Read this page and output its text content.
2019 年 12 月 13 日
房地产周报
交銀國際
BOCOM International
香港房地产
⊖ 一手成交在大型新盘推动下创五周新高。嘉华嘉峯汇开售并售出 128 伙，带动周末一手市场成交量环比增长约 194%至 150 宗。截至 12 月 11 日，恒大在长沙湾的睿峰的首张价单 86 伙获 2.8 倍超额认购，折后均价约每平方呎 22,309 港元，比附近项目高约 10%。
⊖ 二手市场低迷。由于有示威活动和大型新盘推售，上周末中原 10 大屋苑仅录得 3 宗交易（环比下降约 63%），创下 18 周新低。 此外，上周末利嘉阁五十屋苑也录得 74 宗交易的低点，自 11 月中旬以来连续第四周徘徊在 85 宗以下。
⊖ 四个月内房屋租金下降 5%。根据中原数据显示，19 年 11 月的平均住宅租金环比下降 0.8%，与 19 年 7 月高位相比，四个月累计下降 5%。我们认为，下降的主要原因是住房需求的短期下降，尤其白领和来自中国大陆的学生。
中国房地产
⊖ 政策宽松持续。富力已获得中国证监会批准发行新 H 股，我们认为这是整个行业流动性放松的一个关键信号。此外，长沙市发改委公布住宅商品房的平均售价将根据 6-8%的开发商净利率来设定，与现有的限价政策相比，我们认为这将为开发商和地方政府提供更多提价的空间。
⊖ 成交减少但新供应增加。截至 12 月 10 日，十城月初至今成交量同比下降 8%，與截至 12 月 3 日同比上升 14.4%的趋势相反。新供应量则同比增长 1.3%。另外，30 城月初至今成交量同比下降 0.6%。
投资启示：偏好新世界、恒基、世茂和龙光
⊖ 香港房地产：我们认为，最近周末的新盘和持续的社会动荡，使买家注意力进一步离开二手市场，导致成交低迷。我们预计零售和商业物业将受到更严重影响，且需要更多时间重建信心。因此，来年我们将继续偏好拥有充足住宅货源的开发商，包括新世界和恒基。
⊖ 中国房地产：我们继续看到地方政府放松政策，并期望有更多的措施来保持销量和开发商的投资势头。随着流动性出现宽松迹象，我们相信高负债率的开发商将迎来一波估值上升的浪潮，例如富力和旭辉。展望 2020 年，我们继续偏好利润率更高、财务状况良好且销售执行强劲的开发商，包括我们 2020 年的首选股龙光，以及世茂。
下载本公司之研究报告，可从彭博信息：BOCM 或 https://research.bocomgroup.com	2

+===+

(Exercise):
Produce an exact copy of all the records.

(Complete answer):
Read this page and output its text content.
2019 年 12 月 13 日
房地产周报
交銀國際
BOCOM International
香港房地产
⊖ 一手成交在大型新盘推动下创五周新高。嘉华嘉峯汇开售并售出 128 伙，带动周末一手市场成交量环比增长约 194%至 150 宗。截至 12 月 11 日，恒大在长沙湾的睿峰的首张价单 86 伙获 2.8 倍超额认购，折后均价约每平方呎 22,309 港元，比附近项目高约 10%。
⊖ 二手市场低迷。由于有示威活动和大型新盘推售，上周末中原 10 大屋苑仅录得 3 宗交易（环比下降约 63%），创下 18 周新低。 此外，上周末利嘉阁五十屋苑也录得 74 宗交易的低点，自 11 月中旬以来连续第四周徘徊在 85 宗以下。
⊖ 四个月内房屋租金下降 5%。根据中原数据显示，19 年 11 月的平均住宅租金环比下降 0.8%，与 19 年 7 月高位相比，四个月累计下降 5%。我们认为，下降的主要原因是住房需求的短期下降，尤其白领和来自中国大陆的学生。
中国房地产
⊖ 政策宽松持续。富力已获得中国证监会批准发行新 H 股，我们认为这是整个行业流动性放松的一个关键信号。此外，长沙市发改委公布住宅商品房的平均售价将根据 6-8%的开发商净利率来设定，与现有的限价政策相比，我们认为这将为开发商和地方政府提供更多提价的空间。
⊖ 成交减少但新供应增加。截至 12 月 10 日，十城月初至今成交量同比下降 8%，與截至 12 月 3 日同比上升 14.4%的趋势相反。新供应量则同比增长 1.3%。另外，30 城月初至今成交量同比下降 0.6%。
投资启示：偏好新世界、恒基、世茂和龙光
⊖ 香港房地产：我们认为，最近周末的新盘和持续的社会动荡，使买家注意力进一步离开二手市场，导致成交低迷。我们预计零售和商业物业将受到更严重影响，且需要更多时间重建信心。因此，来年我们将继续偏好拥有充足住宅货源的开发商，包括新世界和恒基。
⊖ 中国房地产：我们继续看到地方政府放松政策，并期望有更多的措施来保持销量和开发商的投资势头。随着流动性出现宽松迹象，我们相信高负债率的开发商将迎来一波估值上升的浪潮，例如富力和旭辉。展望 2020 年，我们继续偏好利润率更高、财务状况良好且销售执行强劲的开发商，包括我们 2020 年的首选股龙光，以及世茂。
下载本公司之研究报告，可从彭博信息：BOCM 或 https://research.bocomgroup.com	2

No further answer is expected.